Challenge: Write down each entry again, exactly as it reads.
----- Material shown -----
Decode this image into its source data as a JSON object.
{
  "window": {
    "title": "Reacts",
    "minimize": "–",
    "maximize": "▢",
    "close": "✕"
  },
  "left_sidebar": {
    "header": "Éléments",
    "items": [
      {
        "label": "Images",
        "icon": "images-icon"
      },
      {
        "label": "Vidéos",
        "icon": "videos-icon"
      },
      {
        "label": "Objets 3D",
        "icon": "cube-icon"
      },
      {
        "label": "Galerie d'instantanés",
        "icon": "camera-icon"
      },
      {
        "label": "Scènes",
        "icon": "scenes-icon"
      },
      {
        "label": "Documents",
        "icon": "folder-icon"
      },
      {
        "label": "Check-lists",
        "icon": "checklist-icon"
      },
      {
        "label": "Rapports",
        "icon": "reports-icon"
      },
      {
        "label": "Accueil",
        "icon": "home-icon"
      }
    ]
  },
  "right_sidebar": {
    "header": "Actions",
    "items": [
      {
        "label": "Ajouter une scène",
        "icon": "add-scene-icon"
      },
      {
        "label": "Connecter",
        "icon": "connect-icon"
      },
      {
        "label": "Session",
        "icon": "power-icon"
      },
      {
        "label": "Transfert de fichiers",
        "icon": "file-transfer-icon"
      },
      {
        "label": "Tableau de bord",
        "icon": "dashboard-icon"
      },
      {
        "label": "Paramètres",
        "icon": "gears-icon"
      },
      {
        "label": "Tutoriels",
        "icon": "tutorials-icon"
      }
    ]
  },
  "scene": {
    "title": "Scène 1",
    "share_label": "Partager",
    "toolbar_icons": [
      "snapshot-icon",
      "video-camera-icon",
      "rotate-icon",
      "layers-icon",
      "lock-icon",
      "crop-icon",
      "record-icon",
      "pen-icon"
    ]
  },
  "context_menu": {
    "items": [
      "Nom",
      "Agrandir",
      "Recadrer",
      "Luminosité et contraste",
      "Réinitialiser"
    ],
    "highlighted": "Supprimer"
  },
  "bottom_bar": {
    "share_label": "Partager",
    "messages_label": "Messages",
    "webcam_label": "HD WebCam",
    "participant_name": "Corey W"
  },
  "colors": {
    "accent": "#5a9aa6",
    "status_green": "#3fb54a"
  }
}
-----
Task answer:
Decode this image into its source data as a JSON object.
{
  "window": {
    "title": "Reacts",
    "minimize": "–",
    "maximize": "▢",
    "close": "✕"
  },
  "left_sidebar": {
    "header": "Éléments",
    "items": [
      {
        "label": "Images",
        "icon": "images-icon"
      },
      {
        "label": "Vidéos",
        "icon": "videos-icon"
      },
      {
        "label": "Objets 3D",
        "icon": "cube-icon"
      },
      {
        "label": "Galerie d'instantanés",
        "icon": "camera-icon"
      },
      {
        "label": "Scènes",
        "icon": "scenes-icon"
      },
      {
        "label": "Documents",
        "icon": "folder-icon"
      },
      {
        "label": "Check-lists",
        "icon": "checklist-icon"
      },
      {
        "label": "Rapports",
        "icon": "reports-icon"
      },
      {
        "label": "Accueil",
        "icon": "home-icon"
      }
    ]
  },
  "right_sidebar": {
    "header": "Actions",
    "items": [
      {
        "label": "Ajouter une scène",
        "icon": "add-scene-icon"
      },
      {
        "label": "Connecter",
        "icon": "connect-icon"
      },
      {
        "label": "Session",
        "icon": "power-icon"
      },
      {
        "label": "Transfert de fichiers",
        "icon": "file-transfer-icon"
      },
      {
        "label": "Tableau de bord",
        "icon": "dashboard-icon"
      },
      {
        "label": "Paramètres",
        "icon": "gears-icon"
      },
      {
        "label": "Tutoriels",
        "icon": "tutorials-icon"
      }
    ]
  },
  "scene": {
    "title": "Scène 1",
    "share_label": "Partager",
    "toolbar_icons": [
      "snapshot-icon",
      "video-camera-icon",
      "rotate-icon",
      "layers-icon",
      "lock-icon",
      "crop-icon",
      "record-icon",
      "pen-icon"
    ]
  },
  "context_menu": {
    "items": [
      "Nom",
      "Agrandir",
      "Recadrer",
      "Luminosité et contraste",
      "Réinitialiser"
    ],
    "highlighted": "Supprimer"
  },
  "bottom_bar": {
    "share_label": "Partager",
    "messages_label": "Messages",
    "webcam_label": "HD WebCam",
    "participant_name": "Corey W"
  },
  "colors": {
    "accent": "#5a9aa6",
    "status_green": "#3fb54a"
  }
}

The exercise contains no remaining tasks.